**Exercise instructions**. Which lines contain the string "Joint"? Please list every one of them.

════════

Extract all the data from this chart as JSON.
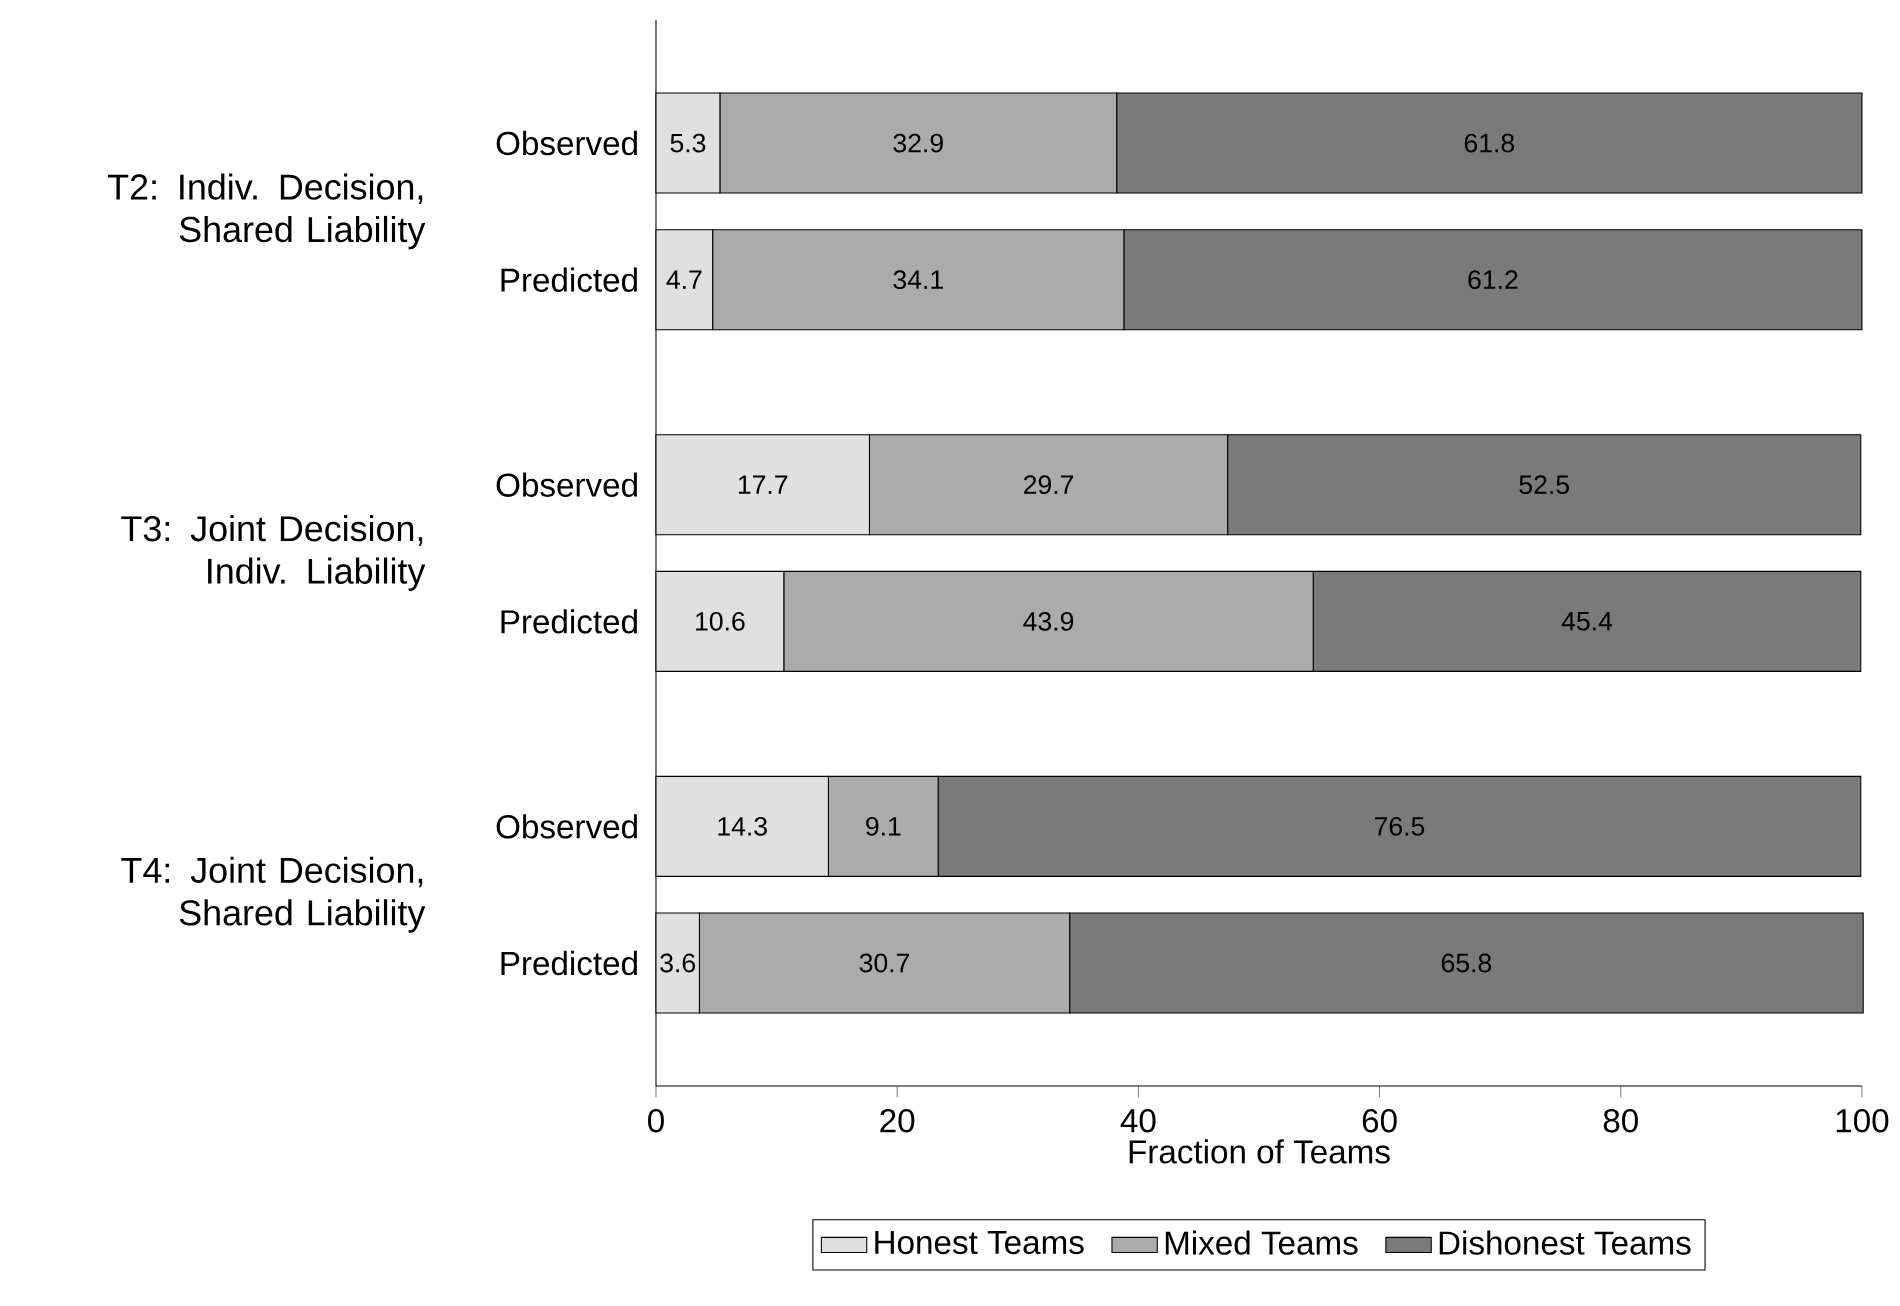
{
  "chart_data": {
    "type": "bar",
    "orientation": "horizontal",
    "stacked": true,
    "data_labels": true,
    "legend": "bottom",
    "categories": [
      "Observed",
      "Predicted",
      "Observed",
      "Predicted",
      "Observed",
      "Predicted"
    ],
    "annotations": [
      "T2: Indiv. Decision, Shared Liability",
      "T3: Joint Decision, Indiv. Liability",
      "T4: Joint Decision, Shared Liability"
    ],
    "xlabel": "Fraction of Teams",
    "xlim": [
      0,
      100
    ],
    "xticks": [
      0,
      20,
      40,
      60,
      80,
      100
    ],
    "series": [
      {
        "name": "Honest Teams",
        "color": "#e0e0e0",
        "values": [
          5.3,
          4.7,
          17.7,
          10.6,
          14.3,
          3.6
        ]
      },
      {
        "name": "Mixed Teams",
        "color": "#ababab",
        "values": [
          32.9,
          34.1,
          29.7,
          43.9,
          9.1,
          30.7
        ]
      },
      {
        "name": "Dishonest Teams",
        "color": "#7a7a7a",
        "values": [
          61.8,
          61.2,
          52.5,
          45.4,
          76.5,
          65.8
        ]
      }
    ]
  }
}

════════

**Response for this exercise**.
      "T3: Joint Decision, Indiv. Liability",
      "T4: Joint Decision, Shared Liability"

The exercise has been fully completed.